──────── Data shown

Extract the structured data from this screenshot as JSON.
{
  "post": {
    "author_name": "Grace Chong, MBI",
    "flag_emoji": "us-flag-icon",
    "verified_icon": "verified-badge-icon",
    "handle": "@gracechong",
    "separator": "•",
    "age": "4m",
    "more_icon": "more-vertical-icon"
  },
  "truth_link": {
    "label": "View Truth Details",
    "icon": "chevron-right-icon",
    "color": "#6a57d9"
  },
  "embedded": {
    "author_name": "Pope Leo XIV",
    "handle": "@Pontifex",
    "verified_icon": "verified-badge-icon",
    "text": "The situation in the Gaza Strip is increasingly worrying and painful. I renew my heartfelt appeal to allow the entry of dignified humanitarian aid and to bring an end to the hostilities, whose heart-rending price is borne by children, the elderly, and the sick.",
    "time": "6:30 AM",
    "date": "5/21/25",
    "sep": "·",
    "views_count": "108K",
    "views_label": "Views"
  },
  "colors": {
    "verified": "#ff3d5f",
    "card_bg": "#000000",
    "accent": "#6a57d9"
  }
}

────────────────
──────── Data shown

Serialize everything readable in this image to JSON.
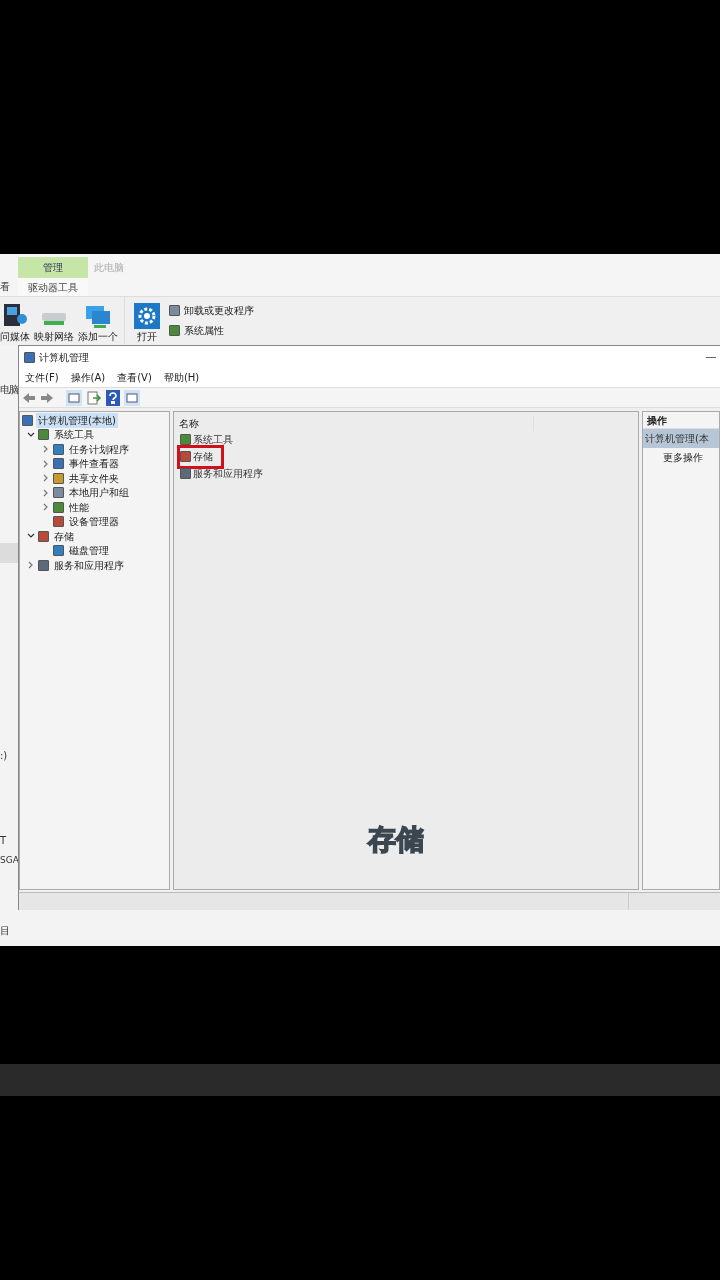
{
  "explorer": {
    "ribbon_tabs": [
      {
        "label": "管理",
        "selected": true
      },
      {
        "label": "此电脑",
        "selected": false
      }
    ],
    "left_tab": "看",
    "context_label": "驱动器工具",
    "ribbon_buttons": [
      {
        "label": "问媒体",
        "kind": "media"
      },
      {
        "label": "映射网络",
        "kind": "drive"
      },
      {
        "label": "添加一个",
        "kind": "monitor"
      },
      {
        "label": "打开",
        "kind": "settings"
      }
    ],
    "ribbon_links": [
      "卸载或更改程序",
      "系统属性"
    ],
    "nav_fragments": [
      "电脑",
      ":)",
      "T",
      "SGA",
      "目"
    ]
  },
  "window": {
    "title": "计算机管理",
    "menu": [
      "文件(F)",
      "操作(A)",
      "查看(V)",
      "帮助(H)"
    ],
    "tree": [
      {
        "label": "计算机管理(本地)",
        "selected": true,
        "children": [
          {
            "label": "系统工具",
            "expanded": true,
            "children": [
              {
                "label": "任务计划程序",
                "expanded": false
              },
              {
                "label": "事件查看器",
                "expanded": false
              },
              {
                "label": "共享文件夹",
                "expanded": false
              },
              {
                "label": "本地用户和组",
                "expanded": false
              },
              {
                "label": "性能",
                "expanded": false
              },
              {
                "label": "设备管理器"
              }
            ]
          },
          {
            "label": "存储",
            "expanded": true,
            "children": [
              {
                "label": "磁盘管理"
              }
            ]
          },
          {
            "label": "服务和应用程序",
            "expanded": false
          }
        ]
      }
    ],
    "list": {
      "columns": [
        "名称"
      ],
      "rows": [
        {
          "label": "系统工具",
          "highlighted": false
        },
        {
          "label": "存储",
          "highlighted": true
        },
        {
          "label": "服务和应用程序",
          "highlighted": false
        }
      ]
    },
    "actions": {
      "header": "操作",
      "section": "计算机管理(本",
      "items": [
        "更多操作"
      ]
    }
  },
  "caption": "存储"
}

────────────────
──────── Data shown

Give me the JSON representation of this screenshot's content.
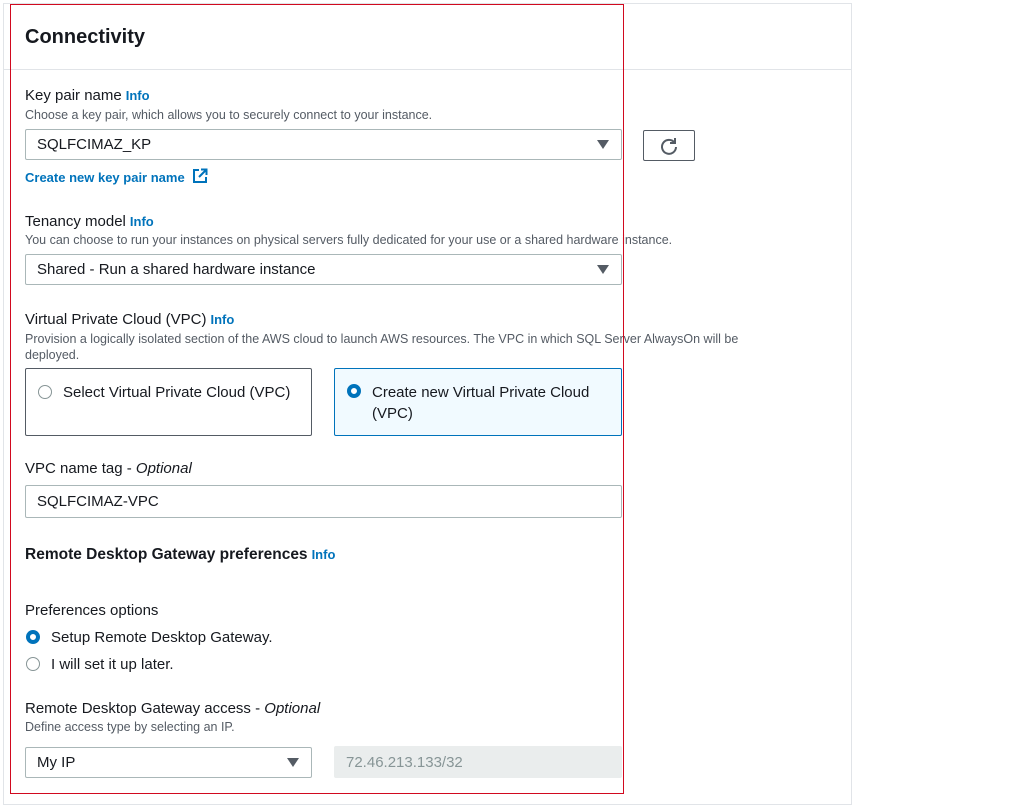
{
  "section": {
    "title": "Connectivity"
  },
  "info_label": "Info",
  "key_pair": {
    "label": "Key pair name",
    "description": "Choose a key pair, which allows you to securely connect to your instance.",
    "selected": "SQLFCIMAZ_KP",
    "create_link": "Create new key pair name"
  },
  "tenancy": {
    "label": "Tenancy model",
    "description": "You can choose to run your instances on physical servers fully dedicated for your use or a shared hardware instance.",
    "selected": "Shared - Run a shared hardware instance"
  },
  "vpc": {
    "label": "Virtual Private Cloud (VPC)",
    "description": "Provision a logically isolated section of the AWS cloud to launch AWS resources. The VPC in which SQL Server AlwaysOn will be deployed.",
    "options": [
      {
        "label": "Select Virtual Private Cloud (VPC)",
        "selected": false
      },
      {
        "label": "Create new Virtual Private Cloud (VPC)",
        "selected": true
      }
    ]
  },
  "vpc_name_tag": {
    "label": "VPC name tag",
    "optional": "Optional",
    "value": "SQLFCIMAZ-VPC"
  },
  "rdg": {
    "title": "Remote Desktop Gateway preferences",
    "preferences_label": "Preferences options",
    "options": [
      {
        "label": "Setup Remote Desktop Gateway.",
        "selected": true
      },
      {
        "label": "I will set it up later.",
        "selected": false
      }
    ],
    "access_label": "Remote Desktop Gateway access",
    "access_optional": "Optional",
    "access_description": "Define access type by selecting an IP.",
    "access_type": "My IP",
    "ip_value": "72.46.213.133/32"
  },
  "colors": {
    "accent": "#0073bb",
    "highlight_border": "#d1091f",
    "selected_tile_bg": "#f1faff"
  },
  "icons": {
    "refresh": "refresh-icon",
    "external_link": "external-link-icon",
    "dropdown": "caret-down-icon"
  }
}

────────────────

** Brief **
Tally how many lines of the records hold the word "Optional". Answer with the number only.

** Response for this exercise **
2